■ Written problem:
Give back each entry unchanged, minus pictures.

--- Start Material shown ---

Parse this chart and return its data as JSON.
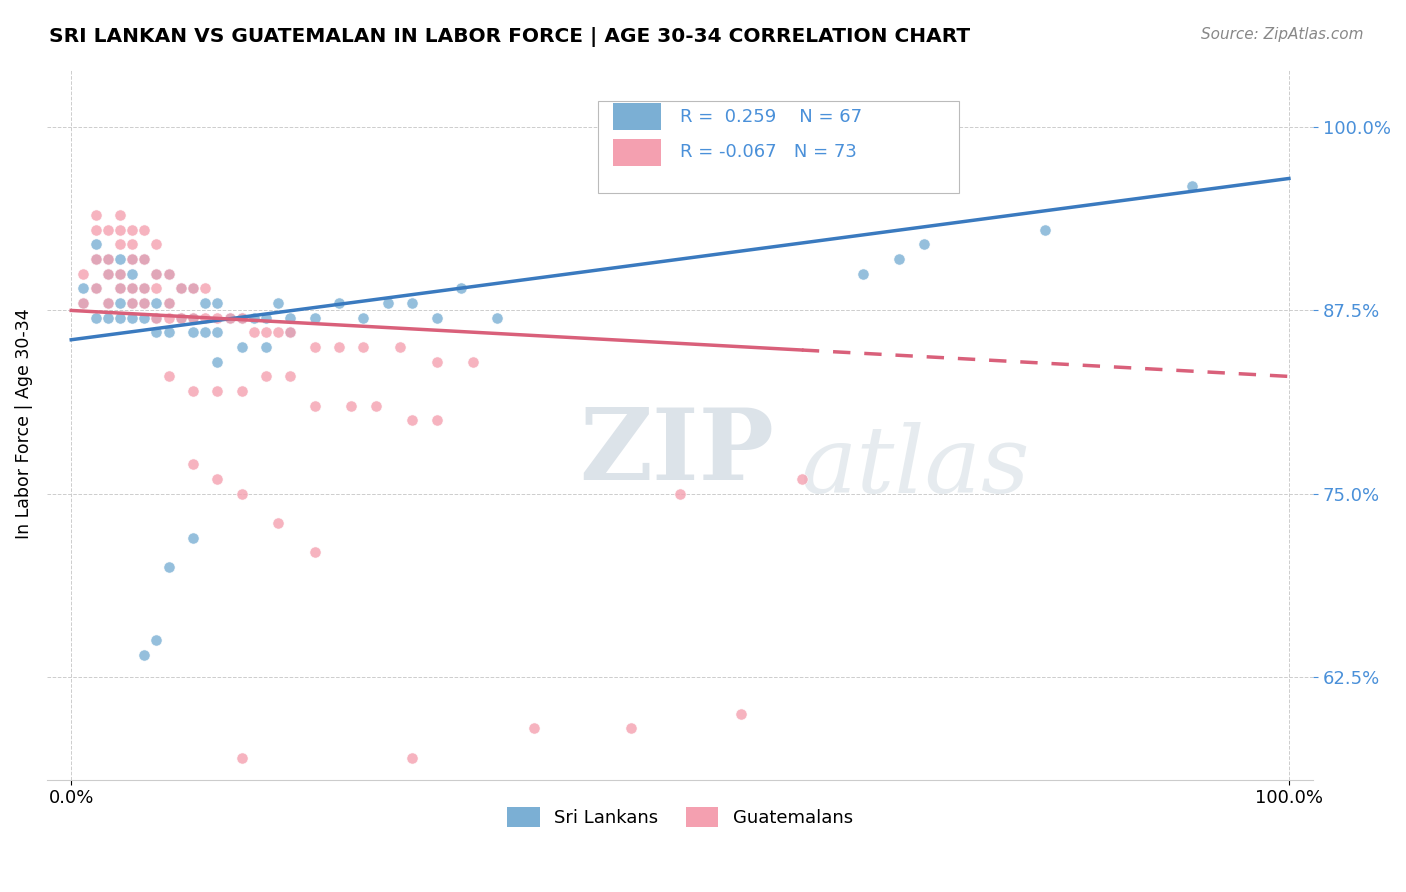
{
  "title": "SRI LANKAN VS GUATEMALAN IN LABOR FORCE | AGE 30-34 CORRELATION CHART",
  "source_text": "Source: ZipAtlas.com",
  "ylabel": "In Labor Force | Age 30-34",
  "xlim": [
    -0.02,
    1.02
  ],
  "ylim": [
    0.555,
    1.04
  ],
  "ytick_values": [
    0.625,
    0.75,
    0.875,
    1.0
  ],
  "xtick_values": [
    0.0,
    1.0
  ],
  "sri_lankan_color": "#7bafd4",
  "guatemalan_color": "#f4a0b0",
  "sri_lankan_R": "0.259",
  "sri_lankan_N": "67",
  "guatemalan_R": "-0.067",
  "guatemalan_N": "73",
  "trend_sri_color": "#3a7abf",
  "trend_guat_color": "#d9607a",
  "watermark_zip": "ZIP",
  "watermark_atlas": "atlas",
  "sri_lankan_x": [
    0.01,
    0.01,
    0.02,
    0.02,
    0.02,
    0.02,
    0.03,
    0.03,
    0.03,
    0.03,
    0.04,
    0.04,
    0.04,
    0.04,
    0.04,
    0.05,
    0.05,
    0.05,
    0.05,
    0.05,
    0.06,
    0.06,
    0.06,
    0.06,
    0.07,
    0.07,
    0.07,
    0.07,
    0.08,
    0.08,
    0.08,
    0.09,
    0.09,
    0.1,
    0.1,
    0.1,
    0.11,
    0.11,
    0.12,
    0.12,
    0.13,
    0.14,
    0.15,
    0.16,
    0.17,
    0.18,
    0.2,
    0.22,
    0.24,
    0.26,
    0.28,
    0.3,
    0.32,
    0.35,
    0.12,
    0.14,
    0.16,
    0.18,
    0.08,
    0.1,
    0.06,
    0.07,
    0.65,
    0.68,
    0.7,
    0.8,
    0.92
  ],
  "sri_lankan_y": [
    0.88,
    0.89,
    0.87,
    0.89,
    0.91,
    0.92,
    0.87,
    0.88,
    0.9,
    0.91,
    0.87,
    0.88,
    0.89,
    0.9,
    0.91,
    0.87,
    0.88,
    0.89,
    0.9,
    0.91,
    0.87,
    0.88,
    0.89,
    0.91,
    0.86,
    0.87,
    0.88,
    0.9,
    0.86,
    0.88,
    0.9,
    0.87,
    0.89,
    0.86,
    0.87,
    0.89,
    0.86,
    0.88,
    0.86,
    0.88,
    0.87,
    0.87,
    0.87,
    0.87,
    0.88,
    0.87,
    0.87,
    0.88,
    0.87,
    0.88,
    0.88,
    0.87,
    0.89,
    0.87,
    0.84,
    0.85,
    0.85,
    0.86,
    0.7,
    0.72,
    0.64,
    0.65,
    0.9,
    0.91,
    0.92,
    0.93,
    0.96
  ],
  "guatemalan_x": [
    0.01,
    0.01,
    0.02,
    0.02,
    0.02,
    0.02,
    0.03,
    0.03,
    0.03,
    0.03,
    0.04,
    0.04,
    0.04,
    0.04,
    0.04,
    0.05,
    0.05,
    0.05,
    0.05,
    0.05,
    0.06,
    0.06,
    0.06,
    0.06,
    0.07,
    0.07,
    0.07,
    0.07,
    0.08,
    0.08,
    0.08,
    0.09,
    0.09,
    0.1,
    0.1,
    0.11,
    0.11,
    0.12,
    0.13,
    0.14,
    0.15,
    0.16,
    0.17,
    0.18,
    0.2,
    0.22,
    0.24,
    0.27,
    0.3,
    0.33,
    0.08,
    0.1,
    0.12,
    0.14,
    0.16,
    0.18,
    0.2,
    0.23,
    0.25,
    0.28,
    0.3,
    0.1,
    0.12,
    0.14,
    0.17,
    0.2,
    0.14,
    0.28,
    0.5,
    0.6,
    0.38,
    0.46,
    0.55
  ],
  "guatemalan_y": [
    0.88,
    0.9,
    0.89,
    0.91,
    0.93,
    0.94,
    0.88,
    0.9,
    0.91,
    0.93,
    0.89,
    0.9,
    0.92,
    0.93,
    0.94,
    0.88,
    0.89,
    0.91,
    0.92,
    0.93,
    0.88,
    0.89,
    0.91,
    0.93,
    0.87,
    0.89,
    0.9,
    0.92,
    0.87,
    0.88,
    0.9,
    0.87,
    0.89,
    0.87,
    0.89,
    0.87,
    0.89,
    0.87,
    0.87,
    0.87,
    0.86,
    0.86,
    0.86,
    0.86,
    0.85,
    0.85,
    0.85,
    0.85,
    0.84,
    0.84,
    0.83,
    0.82,
    0.82,
    0.82,
    0.83,
    0.83,
    0.81,
    0.81,
    0.81,
    0.8,
    0.8,
    0.77,
    0.76,
    0.75,
    0.73,
    0.71,
    0.57,
    0.57,
    0.75,
    0.76,
    0.59,
    0.59,
    0.6
  ],
  "trend_sri_x0": 0.0,
  "trend_sri_x1": 1.0,
  "trend_sri_y0": 0.855,
  "trend_sri_y1": 0.965,
  "trend_guat_x0": 0.0,
  "trend_guat_x1": 1.0,
  "trend_guat_y0": 0.875,
  "trend_guat_y1": 0.83,
  "trend_guat_solid_end": 0.6
}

--- End Material shown ---

■ Exercise solution:
Parse this chart and return its data as JSON.
{
  "title": "SRI LANKAN VS GUATEMALAN IN LABOR FORCE | AGE 30-34 CORRELATION CHART",
  "source_text": "Source: ZipAtlas.com",
  "ylabel": "In Labor Force | Age 30-34",
  "xlim": [
    -0.02,
    1.02
  ],
  "ylim": [
    0.555,
    1.04
  ],
  "ytick_values": [
    0.625,
    0.75,
    0.875,
    1.0
  ],
  "xtick_values": [
    0.0,
    1.0
  ],
  "sri_lankan_color": "#7bafd4",
  "guatemalan_color": "#f4a0b0",
  "sri_lankan_R": "0.259",
  "sri_lankan_N": "67",
  "guatemalan_R": "-0.067",
  "guatemalan_N": "73",
  "trend_sri_color": "#3a7abf",
  "trend_guat_color": "#d9607a",
  "watermark_zip": "ZIP",
  "watermark_atlas": "atlas",
  "sri_lankan_x": [
    0.01,
    0.01,
    0.02,
    0.02,
    0.02,
    0.02,
    0.03,
    0.03,
    0.03,
    0.03,
    0.04,
    0.04,
    0.04,
    0.04,
    0.04,
    0.05,
    0.05,
    0.05,
    0.05,
    0.05,
    0.06,
    0.06,
    0.06,
    0.06,
    0.07,
    0.07,
    0.07,
    0.07,
    0.08,
    0.08,
    0.08,
    0.09,
    0.09,
    0.1,
    0.1,
    0.1,
    0.11,
    0.11,
    0.12,
    0.12,
    0.13,
    0.14,
    0.15,
    0.16,
    0.17,
    0.18,
    0.2,
    0.22,
    0.24,
    0.26,
    0.28,
    0.3,
    0.32,
    0.35,
    0.12,
    0.14,
    0.16,
    0.18,
    0.08,
    0.1,
    0.06,
    0.07,
    0.65,
    0.68,
    0.7,
    0.8,
    0.92
  ],
  "sri_lankan_y": [
    0.88,
    0.89,
    0.87,
    0.89,
    0.91,
    0.92,
    0.87,
    0.88,
    0.9,
    0.91,
    0.87,
    0.88,
    0.89,
    0.9,
    0.91,
    0.87,
    0.88,
    0.89,
    0.9,
    0.91,
    0.87,
    0.88,
    0.89,
    0.91,
    0.86,
    0.87,
    0.88,
    0.9,
    0.86,
    0.88,
    0.9,
    0.87,
    0.89,
    0.86,
    0.87,
    0.89,
    0.86,
    0.88,
    0.86,
    0.88,
    0.87,
    0.87,
    0.87,
    0.87,
    0.88,
    0.87,
    0.87,
    0.88,
    0.87,
    0.88,
    0.88,
    0.87,
    0.89,
    0.87,
    0.84,
    0.85,
    0.85,
    0.86,
    0.7,
    0.72,
    0.64,
    0.65,
    0.9,
    0.91,
    0.92,
    0.93,
    0.96
  ],
  "guatemalan_x": [
    0.01,
    0.01,
    0.02,
    0.02,
    0.02,
    0.02,
    0.03,
    0.03,
    0.03,
    0.03,
    0.04,
    0.04,
    0.04,
    0.04,
    0.04,
    0.05,
    0.05,
    0.05,
    0.05,
    0.05,
    0.06,
    0.06,
    0.06,
    0.06,
    0.07,
    0.07,
    0.07,
    0.07,
    0.08,
    0.08,
    0.08,
    0.09,
    0.09,
    0.1,
    0.1,
    0.11,
    0.11,
    0.12,
    0.13,
    0.14,
    0.15,
    0.16,
    0.17,
    0.18,
    0.2,
    0.22,
    0.24,
    0.27,
    0.3,
    0.33,
    0.08,
    0.1,
    0.12,
    0.14,
    0.16,
    0.18,
    0.2,
    0.23,
    0.25,
    0.28,
    0.3,
    0.1,
    0.12,
    0.14,
    0.17,
    0.2,
    0.14,
    0.28,
    0.5,
    0.6,
    0.38,
    0.46,
    0.55
  ],
  "guatemalan_y": [
    0.88,
    0.9,
    0.89,
    0.91,
    0.93,
    0.94,
    0.88,
    0.9,
    0.91,
    0.93,
    0.89,
    0.9,
    0.92,
    0.93,
    0.94,
    0.88,
    0.89,
    0.91,
    0.92,
    0.93,
    0.88,
    0.89,
    0.91,
    0.93,
    0.87,
    0.89,
    0.9,
    0.92,
    0.87,
    0.88,
    0.9,
    0.87,
    0.89,
    0.87,
    0.89,
    0.87,
    0.89,
    0.87,
    0.87,
    0.87,
    0.86,
    0.86,
    0.86,
    0.86,
    0.85,
    0.85,
    0.85,
    0.85,
    0.84,
    0.84,
    0.83,
    0.82,
    0.82,
    0.82,
    0.83,
    0.83,
    0.81,
    0.81,
    0.81,
    0.8,
    0.8,
    0.77,
    0.76,
    0.75,
    0.73,
    0.71,
    0.57,
    0.57,
    0.75,
    0.76,
    0.59,
    0.59,
    0.6
  ],
  "trend_sri_x0": 0.0,
  "trend_sri_x1": 1.0,
  "trend_sri_y0": 0.855,
  "trend_sri_y1": 0.965,
  "trend_guat_x0": 0.0,
  "trend_guat_x1": 1.0,
  "trend_guat_y0": 0.875,
  "trend_guat_y1": 0.83,
  "trend_guat_solid_end": 0.6
}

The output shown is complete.